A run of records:
○ ○ ○ ○

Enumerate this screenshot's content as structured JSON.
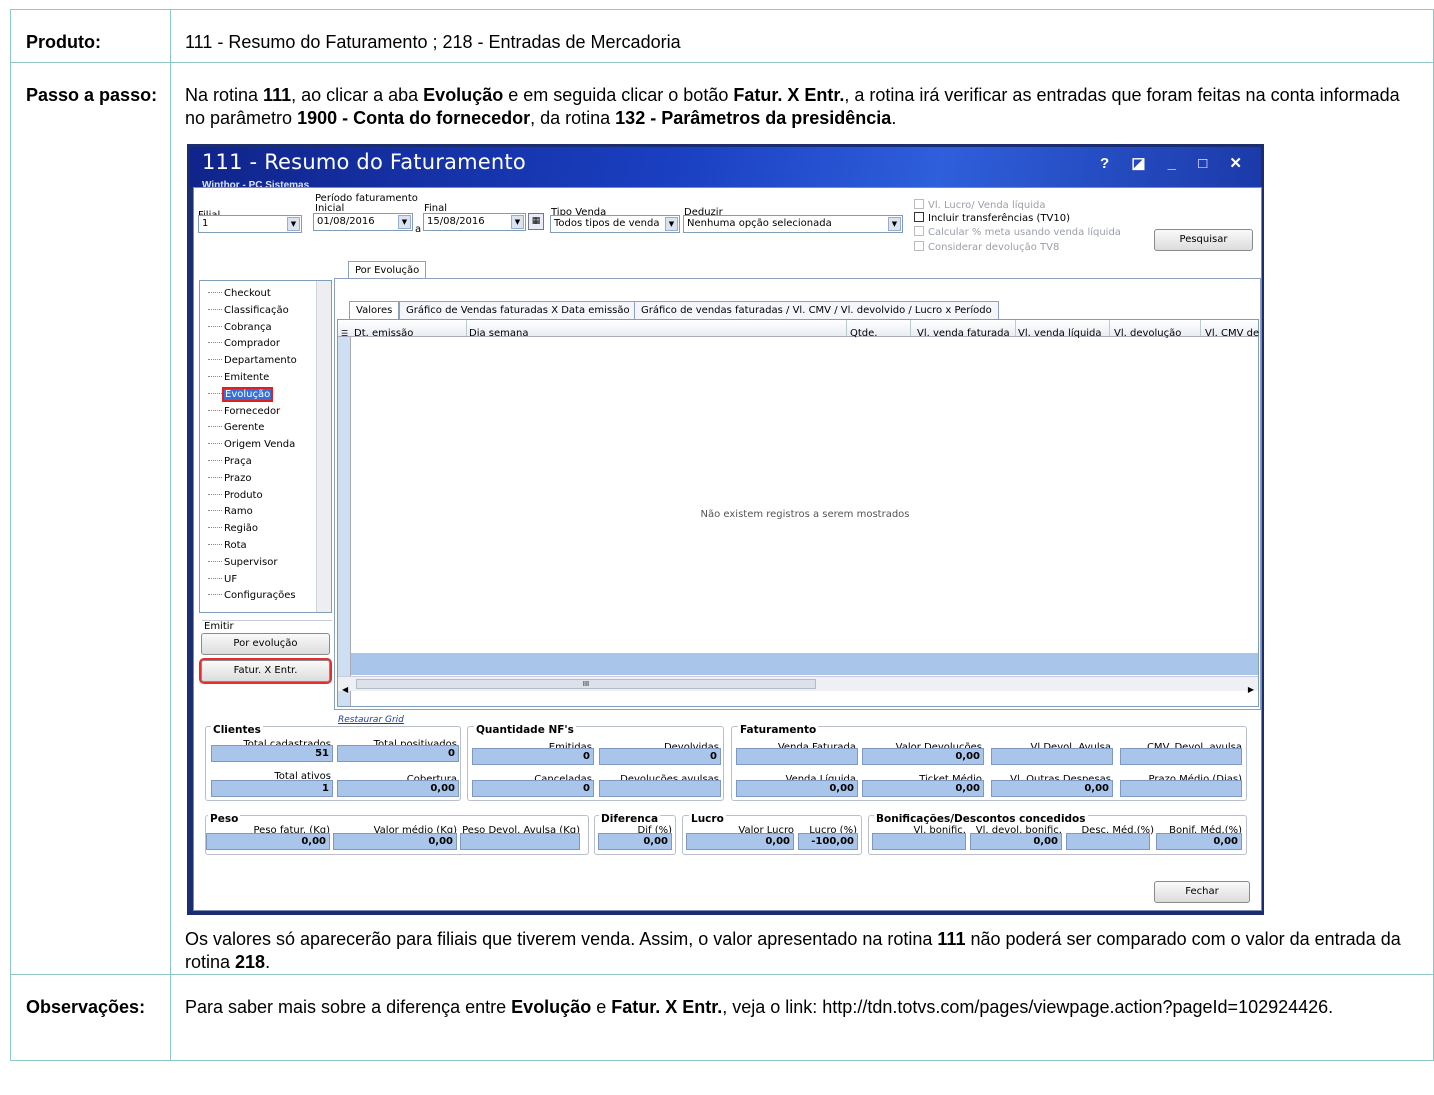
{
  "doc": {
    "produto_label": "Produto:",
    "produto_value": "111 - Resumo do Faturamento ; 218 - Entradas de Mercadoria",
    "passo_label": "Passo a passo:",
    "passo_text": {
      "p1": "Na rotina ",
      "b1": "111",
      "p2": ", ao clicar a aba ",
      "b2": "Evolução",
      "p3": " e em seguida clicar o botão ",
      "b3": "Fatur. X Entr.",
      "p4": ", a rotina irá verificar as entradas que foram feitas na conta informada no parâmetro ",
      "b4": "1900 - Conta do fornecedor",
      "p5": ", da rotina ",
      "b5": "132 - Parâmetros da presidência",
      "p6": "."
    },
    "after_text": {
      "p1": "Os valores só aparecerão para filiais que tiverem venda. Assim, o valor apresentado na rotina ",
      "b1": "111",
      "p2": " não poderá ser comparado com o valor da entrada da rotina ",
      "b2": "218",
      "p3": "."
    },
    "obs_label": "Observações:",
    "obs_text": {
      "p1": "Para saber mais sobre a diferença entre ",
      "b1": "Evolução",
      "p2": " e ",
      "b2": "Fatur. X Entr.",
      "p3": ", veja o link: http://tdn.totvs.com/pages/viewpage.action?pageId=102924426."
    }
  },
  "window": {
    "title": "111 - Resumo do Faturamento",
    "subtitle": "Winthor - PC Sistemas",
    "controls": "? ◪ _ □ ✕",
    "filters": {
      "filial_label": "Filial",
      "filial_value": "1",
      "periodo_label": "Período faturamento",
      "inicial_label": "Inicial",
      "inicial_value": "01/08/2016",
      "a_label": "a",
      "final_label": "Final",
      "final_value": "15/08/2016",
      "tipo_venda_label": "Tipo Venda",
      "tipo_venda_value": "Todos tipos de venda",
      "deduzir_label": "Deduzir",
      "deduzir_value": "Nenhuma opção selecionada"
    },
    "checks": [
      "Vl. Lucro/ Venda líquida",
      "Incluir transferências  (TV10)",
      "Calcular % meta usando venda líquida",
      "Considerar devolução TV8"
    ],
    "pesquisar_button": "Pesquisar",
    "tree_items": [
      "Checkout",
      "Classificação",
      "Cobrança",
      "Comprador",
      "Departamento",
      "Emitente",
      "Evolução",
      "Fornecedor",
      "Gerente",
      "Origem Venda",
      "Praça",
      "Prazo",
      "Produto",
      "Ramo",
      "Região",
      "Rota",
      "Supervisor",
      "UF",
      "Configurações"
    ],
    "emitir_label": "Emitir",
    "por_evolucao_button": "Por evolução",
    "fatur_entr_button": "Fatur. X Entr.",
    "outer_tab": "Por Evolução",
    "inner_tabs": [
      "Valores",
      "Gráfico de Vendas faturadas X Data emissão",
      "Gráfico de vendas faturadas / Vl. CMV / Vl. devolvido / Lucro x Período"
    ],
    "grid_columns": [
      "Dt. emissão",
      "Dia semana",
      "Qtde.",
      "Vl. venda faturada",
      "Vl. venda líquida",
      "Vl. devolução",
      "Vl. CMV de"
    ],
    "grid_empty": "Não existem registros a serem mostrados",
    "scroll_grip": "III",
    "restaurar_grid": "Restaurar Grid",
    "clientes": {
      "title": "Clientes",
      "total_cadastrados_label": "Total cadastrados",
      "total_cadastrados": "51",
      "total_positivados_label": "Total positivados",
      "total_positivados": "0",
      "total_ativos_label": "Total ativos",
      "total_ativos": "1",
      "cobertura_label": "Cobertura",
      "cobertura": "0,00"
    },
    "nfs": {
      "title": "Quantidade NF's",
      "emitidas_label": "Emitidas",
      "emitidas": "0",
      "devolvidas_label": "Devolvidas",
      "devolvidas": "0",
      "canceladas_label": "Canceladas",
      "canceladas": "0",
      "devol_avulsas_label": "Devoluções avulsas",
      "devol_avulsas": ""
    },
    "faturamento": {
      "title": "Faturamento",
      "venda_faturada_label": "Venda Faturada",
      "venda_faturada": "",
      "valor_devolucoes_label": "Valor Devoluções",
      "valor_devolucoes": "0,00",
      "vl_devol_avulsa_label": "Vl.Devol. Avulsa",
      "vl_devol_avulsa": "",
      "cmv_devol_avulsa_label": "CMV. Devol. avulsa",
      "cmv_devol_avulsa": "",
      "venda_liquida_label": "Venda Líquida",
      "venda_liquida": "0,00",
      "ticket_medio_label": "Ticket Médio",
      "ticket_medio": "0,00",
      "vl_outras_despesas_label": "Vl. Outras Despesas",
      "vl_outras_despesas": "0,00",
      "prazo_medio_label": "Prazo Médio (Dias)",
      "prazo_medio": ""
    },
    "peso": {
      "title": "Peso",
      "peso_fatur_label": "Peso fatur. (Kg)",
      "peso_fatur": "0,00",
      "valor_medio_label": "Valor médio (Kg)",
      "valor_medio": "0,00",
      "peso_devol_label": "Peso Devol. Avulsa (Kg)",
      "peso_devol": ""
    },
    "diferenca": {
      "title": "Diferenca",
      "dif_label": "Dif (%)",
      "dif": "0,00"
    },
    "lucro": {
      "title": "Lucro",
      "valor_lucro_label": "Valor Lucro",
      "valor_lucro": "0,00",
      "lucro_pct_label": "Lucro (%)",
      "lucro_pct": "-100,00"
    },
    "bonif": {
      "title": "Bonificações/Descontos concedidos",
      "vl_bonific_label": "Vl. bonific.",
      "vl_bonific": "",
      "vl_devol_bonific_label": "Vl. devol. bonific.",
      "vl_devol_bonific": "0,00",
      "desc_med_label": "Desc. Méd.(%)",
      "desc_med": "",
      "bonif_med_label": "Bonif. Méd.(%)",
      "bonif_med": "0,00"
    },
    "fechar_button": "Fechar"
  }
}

○ ○ ○ ○

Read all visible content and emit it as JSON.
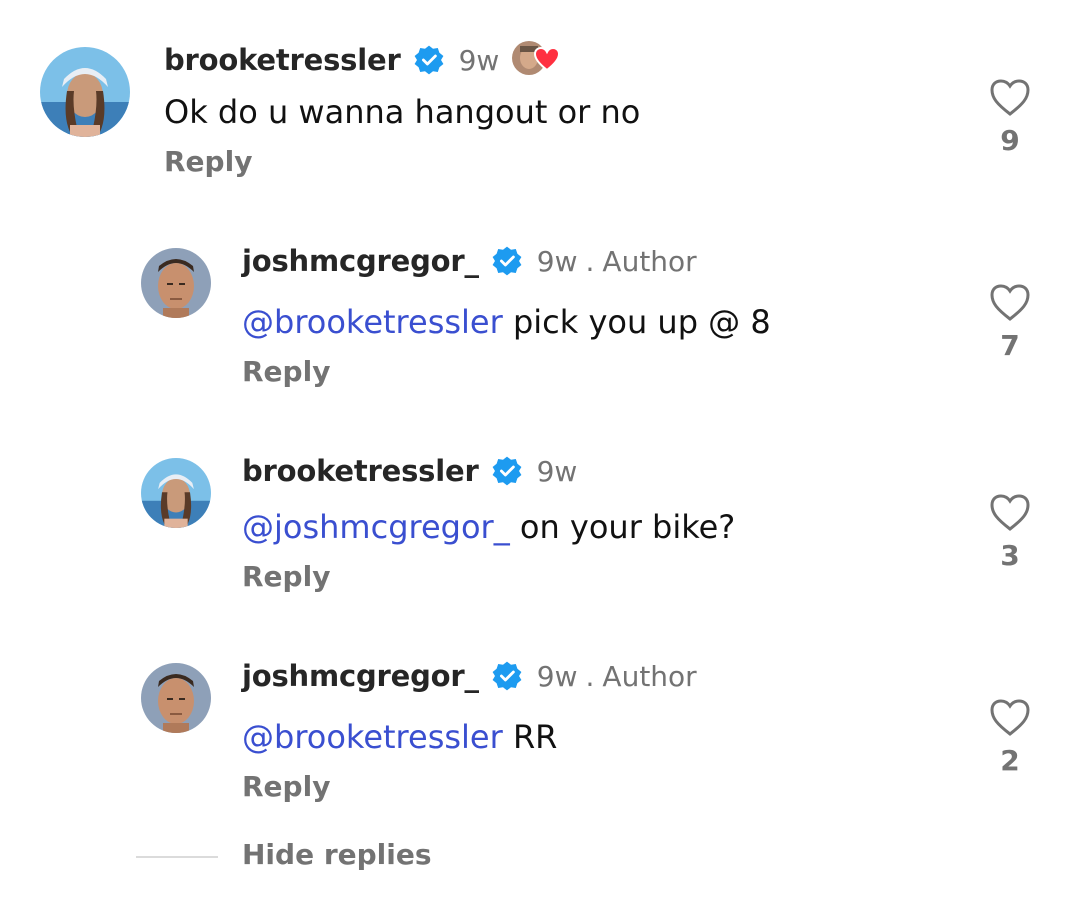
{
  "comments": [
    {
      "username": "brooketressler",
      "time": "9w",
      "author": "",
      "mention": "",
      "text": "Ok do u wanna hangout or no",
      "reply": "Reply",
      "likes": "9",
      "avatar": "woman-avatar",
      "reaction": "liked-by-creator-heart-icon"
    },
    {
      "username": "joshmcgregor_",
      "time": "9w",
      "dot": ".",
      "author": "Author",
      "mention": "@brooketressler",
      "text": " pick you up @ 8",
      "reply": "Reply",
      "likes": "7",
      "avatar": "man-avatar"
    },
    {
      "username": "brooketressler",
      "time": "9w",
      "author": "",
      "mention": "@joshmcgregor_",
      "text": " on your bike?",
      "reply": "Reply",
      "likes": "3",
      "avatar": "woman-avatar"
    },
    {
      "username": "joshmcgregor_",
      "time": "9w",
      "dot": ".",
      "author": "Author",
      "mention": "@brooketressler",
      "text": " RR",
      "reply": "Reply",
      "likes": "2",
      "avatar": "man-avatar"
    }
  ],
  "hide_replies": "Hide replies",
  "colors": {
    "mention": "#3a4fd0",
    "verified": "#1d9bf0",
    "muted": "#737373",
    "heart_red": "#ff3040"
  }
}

○ ○ ○ ○

Extract every line containing the string "rotina" from the data above.

      "p1": "Na rotina ",
      "p4": ", a rotina irá verificar as entradas que foram feitas na conta informada no parâmetro ",
      "p5": ", da rotina ",
      "p1": "Os valores só aparecerão para filiais que tiverem venda. Assim, o valor apresentado na rotina ",
      "p2": " não poderá ser comparado com o valor da entrada da rotina ",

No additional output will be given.